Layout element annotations

━━━━━━━━━━

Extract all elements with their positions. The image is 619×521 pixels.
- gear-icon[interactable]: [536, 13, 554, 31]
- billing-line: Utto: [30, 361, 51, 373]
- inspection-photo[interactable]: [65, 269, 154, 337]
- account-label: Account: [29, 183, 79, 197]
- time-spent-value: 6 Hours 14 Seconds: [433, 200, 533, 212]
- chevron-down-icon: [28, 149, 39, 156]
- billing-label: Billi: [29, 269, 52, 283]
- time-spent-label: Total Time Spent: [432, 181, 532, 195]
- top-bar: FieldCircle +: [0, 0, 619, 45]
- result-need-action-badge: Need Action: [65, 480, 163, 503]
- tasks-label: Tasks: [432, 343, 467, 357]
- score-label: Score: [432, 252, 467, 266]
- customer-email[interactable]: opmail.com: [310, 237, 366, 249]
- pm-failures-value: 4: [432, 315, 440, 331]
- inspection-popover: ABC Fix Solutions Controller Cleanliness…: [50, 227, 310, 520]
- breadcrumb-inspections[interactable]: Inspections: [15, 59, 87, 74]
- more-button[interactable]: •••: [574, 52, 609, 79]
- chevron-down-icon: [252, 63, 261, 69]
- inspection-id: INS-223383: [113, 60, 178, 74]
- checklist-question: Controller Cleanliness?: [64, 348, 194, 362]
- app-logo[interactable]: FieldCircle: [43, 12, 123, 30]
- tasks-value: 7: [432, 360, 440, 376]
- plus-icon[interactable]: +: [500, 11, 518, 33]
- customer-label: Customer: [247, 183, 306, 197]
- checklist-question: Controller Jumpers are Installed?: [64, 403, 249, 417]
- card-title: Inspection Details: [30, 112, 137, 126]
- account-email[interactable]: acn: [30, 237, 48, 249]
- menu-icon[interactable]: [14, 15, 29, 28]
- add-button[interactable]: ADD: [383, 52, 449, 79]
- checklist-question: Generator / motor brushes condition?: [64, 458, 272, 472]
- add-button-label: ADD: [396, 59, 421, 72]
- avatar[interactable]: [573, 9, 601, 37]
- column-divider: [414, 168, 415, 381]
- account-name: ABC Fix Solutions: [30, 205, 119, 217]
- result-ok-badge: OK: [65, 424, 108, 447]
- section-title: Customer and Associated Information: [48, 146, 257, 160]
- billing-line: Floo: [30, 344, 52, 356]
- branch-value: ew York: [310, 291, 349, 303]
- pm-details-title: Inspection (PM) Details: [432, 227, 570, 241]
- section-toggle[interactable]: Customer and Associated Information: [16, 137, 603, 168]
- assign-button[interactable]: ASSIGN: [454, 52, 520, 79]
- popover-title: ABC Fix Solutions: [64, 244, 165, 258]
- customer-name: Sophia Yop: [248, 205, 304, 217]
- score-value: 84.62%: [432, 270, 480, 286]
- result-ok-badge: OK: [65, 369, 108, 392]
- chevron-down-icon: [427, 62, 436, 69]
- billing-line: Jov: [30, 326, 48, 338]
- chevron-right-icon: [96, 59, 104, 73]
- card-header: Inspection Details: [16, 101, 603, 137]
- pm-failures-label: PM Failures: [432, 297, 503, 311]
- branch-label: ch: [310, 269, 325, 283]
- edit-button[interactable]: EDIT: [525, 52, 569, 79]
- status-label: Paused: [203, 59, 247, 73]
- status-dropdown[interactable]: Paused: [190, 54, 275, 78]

━━━━━━━━━━

> [WHAT YOU ARE ASKED TO DO]
Lay out the lines of the entries above as a JSON list of strings with one string per line, skipping any blank lines.

> [COMPLETED TASK]
[
  "Extract all elements with their positions. The image is 619×521 pixels.",
  "- gear-icon[interactable]: [536, 13, 554, 31]",
  "- billing-line: Utto: [30, 361, 51, 373]",
  "- inspection-photo[interactable]: [65, 269, 154, 337]",
  "- account-label: Account: [29, 183, 79, 197]",
  "- time-spent-value: 6 Hours 14 Seconds: [433, 200, 533, 212]",
  "- chevron-down-icon: [28, 149, 39, 156]",
  "- billing-label: Billi: [29, 269, 52, 283]",
  "- time-spent-label: Total Time Spent: [432, 181, 532, 195]",
  "- top-bar: FieldCircle +: [0, 0, 619, 45]",
  "- result-need-action-badge: Need Action: [65, 480, 163, 503]",
  "- tasks-label: Tasks: [432, 343, 467, 357]",
  "- score-label: Score: [432, 252, 467, 266]",
  "- customer-email[interactable]: opmail.com: [310, 237, 366, 249]",
  "- pm-failures-value: 4: [432, 315, 440, 331]",
  "- inspection-popover: ABC Fix Solutions Controller Cleanliness…: [50, 227, 310, 520]",
  "- breadcrumb-inspections[interactable]: Inspections: [15, 59, 87, 74]",
  "- more-button[interactable]: •••: [574, 52, 609, 79]",
  "- chevron-down-icon: [252, 63, 261, 69]",
  "- inspection-id: INS-223383: [113, 60, 178, 74]",
  "- checklist-question: Controller Cleanliness?: [64, 348, 194, 362]",
  "- app-logo[interactable]: FieldCircle: [43, 12, 123, 30]",
  "- tasks-value: 7: [432, 360, 440, 376]",
  "- plus-icon[interactable]: +: [500, 11, 518, 33]",
  "- customer-label: Customer: [247, 183, 306, 197]",
  "- checklist-question: Controller Jumpers are Installed?: [64, 403, 249, 417]",
  "- card-title: Inspection Details: [30, 112, 137, 126]",
  "- account-email[interactable]: acn: [30, 237, 48, 249]",
  "- menu-icon[interactable]: [14, 15, 29, 28]",
  "- add-button[interactable]: ADD: [383, 52, 449, 79]",
  "- checklist-question: Generator / motor brushes condition?: [64, 458, 272, 472]",
  "- add-button-label: ADD: [396, 59, 421, 72]",
  "- avatar[interactable]: [573, 9, 601, 37]",
  "- column-divider: [414, 168, 415, 381]",
  "- account-name: ABC Fix Solutions: [30, 205, 119, 217]",
  "- result-ok-badge: OK: [65, 424, 108, 447]",
  "- section-title: Customer and Associated Information: [48, 146, 257, 160]",
  "- billing-line: Floo: [30, 344, 52, 356]",
  "- branch-value: ew York: [310, 291, 349, 303]",
  "- pm-details-title: Inspection (PM) Details: [432, 227, 570, 241]",
  "- section-toggle[interactable]: Customer and Associated Information: [16, 137, 603, 168]",
  "- assign-button[interactable]: ASSIGN: [454, 52, 520, 79]",
  "- popover-title: ABC Fix Solutions: [64, 244, 165, 258]",
  "- customer-name: Sophia Yop: [248, 205, 304, 217]",
  "- score-value: 84.62%: [432, 270, 480, 286]",
  "- result-ok-badge: OK: [65, 369, 108, 392]",
  "- chevron-down-icon: [427, 62, 436, 69]",
  "- billing-line: Jov: [30, 326, 48, 338]",
  "- chevron-right-icon: [96, 59, 104, 73]",
  "- card-header: Inspection Details: [16, 101, 603, 137]",
  "- pm-failures-label: PM Failures: [432, 297, 503, 311]",
  "- branch-label: ch: [310, 269, 325, 283]",
  "- edit-button[interactable]: EDIT: [525, 52, 569, 79]",
  "- status-label: Paused: [203, 59, 247, 73]",
  "- status-dropdown[interactable]: Paused: [190, 54, 275, 78]"
]